What the exercise asks: Make an exact copy of the records, with the images left out.

Records provided:
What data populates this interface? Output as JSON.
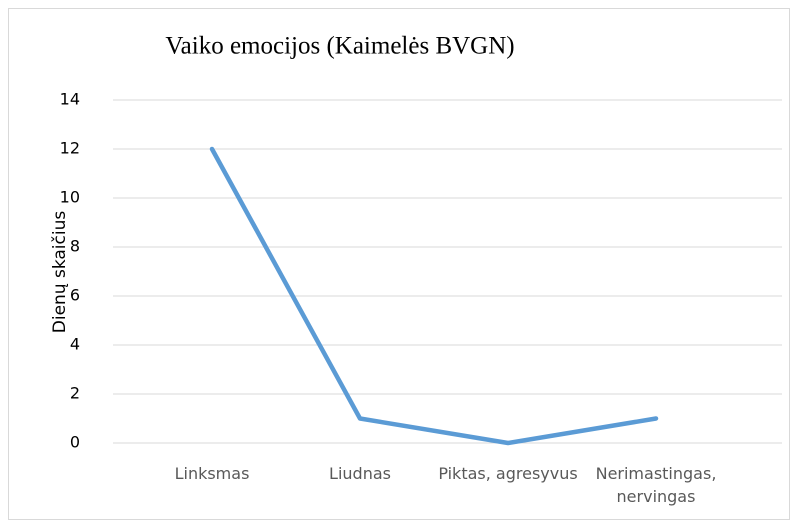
{
  "chart_data": {
    "type": "line",
    "title": "Vaiko emocijos (Kaimelės BVGN)",
    "ylabel": "Dienų skaičius",
    "categories": [
      "Linksmas",
      "Liudnas",
      "Piktas, agresyvus",
      "Nerimastingas, nervingas"
    ],
    "series": [
      {
        "name": "Vaiko emocijos",
        "color": "#5b9bd5",
        "values": [
          12,
          1,
          0,
          1
        ]
      }
    ],
    "ylim": [
      0,
      14
    ],
    "yticks": [
      0,
      2,
      4,
      6,
      8,
      10,
      12,
      14
    ],
    "grid": true
  }
}
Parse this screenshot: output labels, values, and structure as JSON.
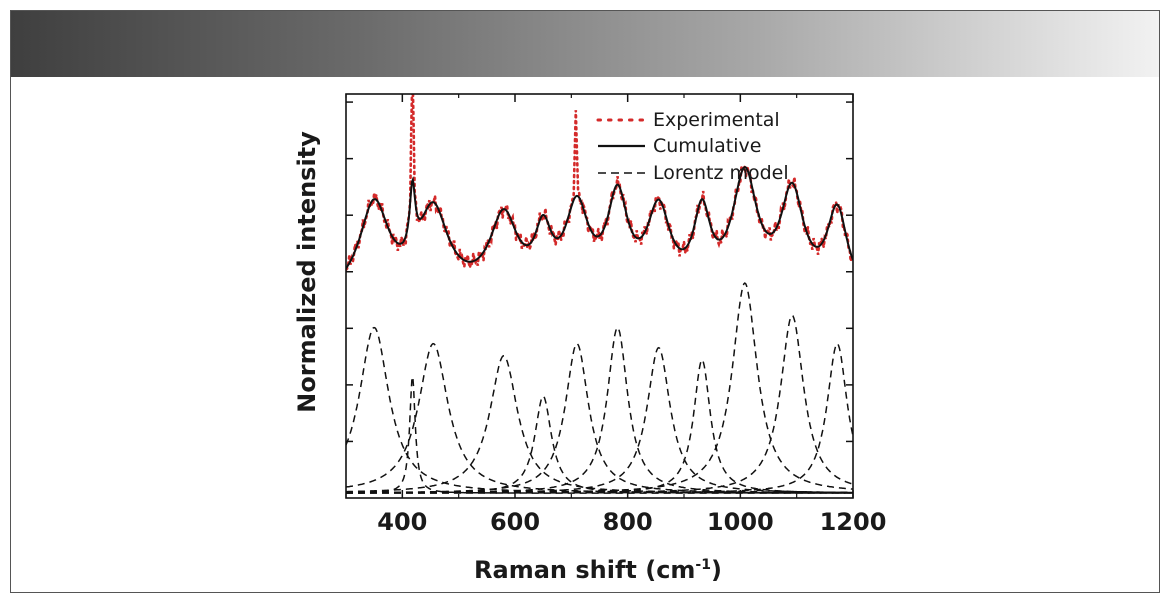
{
  "chart_data": {
    "type": "line",
    "title": "",
    "xlabel": "Raman shift (cm-1)",
    "xlabel_main": "Raman shift (cm",
    "xlabel_sup": "-1",
    "xlabel_close": ")",
    "ylabel": "Normalized intensity",
    "xlim": [
      300,
      1200
    ],
    "ylim": [
      0,
      1
    ],
    "x_ticks": [
      400,
      600,
      800,
      1000,
      1200
    ],
    "x_tick_labels": [
      "400",
      "600",
      "800",
      "1000",
      "1200"
    ],
    "y_ticks_unlabeled": true,
    "legend_position": "top-right",
    "legend": [
      {
        "name": "Experimental",
        "style": "dotted",
        "color": "#d42a2a"
      },
      {
        "name": "Cumulative",
        "style": "solid",
        "color": "#111111"
      },
      {
        "name": "Lorentz model",
        "style": "dashed",
        "color": "#111111"
      }
    ],
    "baseline": 0.72,
    "lorentz_components": [
      {
        "center": 350,
        "amplitude": 0.41,
        "hwhm": 32
      },
      {
        "center": 418,
        "amplitude": 0.29,
        "hwhm": 6
      },
      {
        "center": 455,
        "amplitude": 0.37,
        "hwhm": 32
      },
      {
        "center": 580,
        "amplitude": 0.34,
        "hwhm": 30
      },
      {
        "center": 650,
        "amplitude": 0.24,
        "hwhm": 18
      },
      {
        "center": 710,
        "amplitude": 0.37,
        "hwhm": 25
      },
      {
        "center": 782,
        "amplitude": 0.41,
        "hwhm": 22
      },
      {
        "center": 855,
        "amplitude": 0.36,
        "hwhm": 25
      },
      {
        "center": 932,
        "amplitude": 0.33,
        "hwhm": 18
      },
      {
        "center": 1008,
        "amplitude": 0.52,
        "hwhm": 27
      },
      {
        "center": 1092,
        "amplitude": 0.44,
        "hwhm": 25
      },
      {
        "center": 1172,
        "amplitude": 0.37,
        "hwhm": 22
      }
    ],
    "experimental_spikes": [
      {
        "x": 418,
        "value": 1.06
      },
      {
        "x": 708,
        "value": 0.96
      },
      {
        "x": 1005,
        "value": 0.8
      }
    ]
  }
}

Result of the exercise:
What data populates this interface? Output as JSON.
{
  "chart_data": {
    "type": "line",
    "title": "Vaiko emocijos (Kaimelės BVGN)",
    "ylabel": "Dienų skaičius",
    "categories": [
      "Linksmas",
      "Liudnas",
      "Piktas, agresyvus",
      "Nerimastingas, nervingas"
    ],
    "series": [
      {
        "name": "Vaiko emocijos",
        "color": "#5b9bd5",
        "values": [
          12,
          1,
          0,
          1
        ]
      }
    ],
    "ylim": [
      0,
      14
    ],
    "yticks": [
      0,
      2,
      4,
      6,
      8,
      10,
      12,
      14
    ],
    "grid": true
  }
}
Parse this screenshot: output labels, values, and structure as JSON.
{
  "chart_data": {
    "type": "line",
    "title": "",
    "xlabel": "Raman shift (cm-1)",
    "xlabel_main": "Raman shift (cm",
    "xlabel_sup": "-1",
    "xlabel_close": ")",
    "ylabel": "Normalized intensity",
    "xlim": [
      300,
      1200
    ],
    "ylim": [
      0,
      1
    ],
    "x_ticks": [
      400,
      600,
      800,
      1000,
      1200
    ],
    "x_tick_labels": [
      "400",
      "600",
      "800",
      "1000",
      "1200"
    ],
    "y_ticks_unlabeled": true,
    "legend_position": "top-right",
    "legend": [
      {
        "name": "Experimental",
        "style": "dotted",
        "color": "#d42a2a"
      },
      {
        "name": "Cumulative",
        "style": "solid",
        "color": "#111111"
      },
      {
        "name": "Lorentz model",
        "style": "dashed",
        "color": "#111111"
      }
    ],
    "baseline": 0.72,
    "lorentz_components": [
      {
        "center": 350,
        "amplitude": 0.41,
        "hwhm": 32
      },
      {
        "center": 418,
        "amplitude": 0.29,
        "hwhm": 6
      },
      {
        "center": 455,
        "amplitude": 0.37,
        "hwhm": 32
      },
      {
        "center": 580,
        "amplitude": 0.34,
        "hwhm": 30
      },
      {
        "center": 650,
        "amplitude": 0.24,
        "hwhm": 18
      },
      {
        "center": 710,
        "amplitude": 0.37,
        "hwhm": 25
      },
      {
        "center": 782,
        "amplitude": 0.41,
        "hwhm": 22
      },
      {
        "center": 855,
        "amplitude": 0.36,
        "hwhm": 25
      },
      {
        "center": 932,
        "amplitude": 0.33,
        "hwhm": 18
      },
      {
        "center": 1008,
        "amplitude": 0.52,
        "hwhm": 27
      },
      {
        "center": 1092,
        "amplitude": 0.44,
        "hwhm": 25
      },
      {
        "center": 1172,
        "amplitude": 0.37,
        "hwhm": 22
      }
    ],
    "experimental_spikes": [
      {
        "x": 418,
        "value": 1.06
      },
      {
        "x": 708,
        "value": 0.96
      },
      {
        "x": 1005,
        "value": 0.8
      }
    ]
  }
}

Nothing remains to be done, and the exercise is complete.